* **Exercise aim**: Gather all lines in the records below that include the word "name".

>> start Records to process

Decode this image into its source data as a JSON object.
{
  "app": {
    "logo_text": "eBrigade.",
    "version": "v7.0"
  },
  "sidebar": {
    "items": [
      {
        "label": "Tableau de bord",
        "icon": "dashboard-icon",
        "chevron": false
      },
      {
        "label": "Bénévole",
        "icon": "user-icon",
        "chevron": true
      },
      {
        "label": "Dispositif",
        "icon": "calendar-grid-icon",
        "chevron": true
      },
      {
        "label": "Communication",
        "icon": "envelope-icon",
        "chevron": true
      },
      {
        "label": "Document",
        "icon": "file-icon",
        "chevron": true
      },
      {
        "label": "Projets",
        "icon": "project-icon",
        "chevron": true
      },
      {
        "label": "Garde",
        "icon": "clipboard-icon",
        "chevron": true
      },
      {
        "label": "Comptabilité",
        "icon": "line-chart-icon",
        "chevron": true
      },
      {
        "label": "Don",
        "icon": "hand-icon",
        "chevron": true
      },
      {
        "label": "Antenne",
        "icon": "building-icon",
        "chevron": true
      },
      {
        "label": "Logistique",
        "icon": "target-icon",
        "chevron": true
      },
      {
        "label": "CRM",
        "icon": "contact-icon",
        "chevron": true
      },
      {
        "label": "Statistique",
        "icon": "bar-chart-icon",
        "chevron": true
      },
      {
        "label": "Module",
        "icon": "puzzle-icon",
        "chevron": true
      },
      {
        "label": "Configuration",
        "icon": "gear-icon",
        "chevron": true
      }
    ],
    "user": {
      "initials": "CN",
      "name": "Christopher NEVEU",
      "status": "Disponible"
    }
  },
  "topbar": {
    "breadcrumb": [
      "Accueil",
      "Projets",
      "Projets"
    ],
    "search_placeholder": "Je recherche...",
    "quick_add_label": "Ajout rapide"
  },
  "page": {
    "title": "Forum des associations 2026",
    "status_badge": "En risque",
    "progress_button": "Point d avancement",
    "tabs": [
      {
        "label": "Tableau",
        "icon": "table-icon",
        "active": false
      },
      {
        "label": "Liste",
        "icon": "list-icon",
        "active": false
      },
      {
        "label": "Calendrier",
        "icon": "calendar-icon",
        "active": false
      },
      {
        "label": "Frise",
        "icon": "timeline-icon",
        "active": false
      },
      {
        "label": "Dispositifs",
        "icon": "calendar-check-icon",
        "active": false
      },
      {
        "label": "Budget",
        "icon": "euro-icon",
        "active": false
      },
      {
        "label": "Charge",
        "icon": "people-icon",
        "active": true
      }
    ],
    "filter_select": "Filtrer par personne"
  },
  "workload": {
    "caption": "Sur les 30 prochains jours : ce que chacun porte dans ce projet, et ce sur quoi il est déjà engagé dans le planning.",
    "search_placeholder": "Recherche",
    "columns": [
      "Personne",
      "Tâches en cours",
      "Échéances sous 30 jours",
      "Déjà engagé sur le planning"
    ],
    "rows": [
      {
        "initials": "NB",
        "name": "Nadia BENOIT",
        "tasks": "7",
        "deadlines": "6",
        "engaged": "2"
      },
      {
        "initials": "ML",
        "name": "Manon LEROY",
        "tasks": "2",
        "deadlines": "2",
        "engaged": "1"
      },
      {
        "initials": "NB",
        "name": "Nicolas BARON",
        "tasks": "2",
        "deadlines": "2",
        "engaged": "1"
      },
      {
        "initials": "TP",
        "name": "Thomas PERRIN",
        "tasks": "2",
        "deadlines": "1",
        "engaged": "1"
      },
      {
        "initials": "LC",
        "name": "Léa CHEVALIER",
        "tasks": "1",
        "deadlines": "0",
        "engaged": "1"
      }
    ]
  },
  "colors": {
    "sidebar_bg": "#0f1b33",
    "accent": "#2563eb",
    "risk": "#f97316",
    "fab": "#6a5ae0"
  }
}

>> end Records to process

* **Exercise response**:
      "name": "Christopher NEVEU",
        "name": "Nadia BENOIT",
        "name": "Manon LEROY",
        "name": "Nicolas BARON",
        "name": "Thomas PERRIN",
        "name": "Léa CHEVALIER",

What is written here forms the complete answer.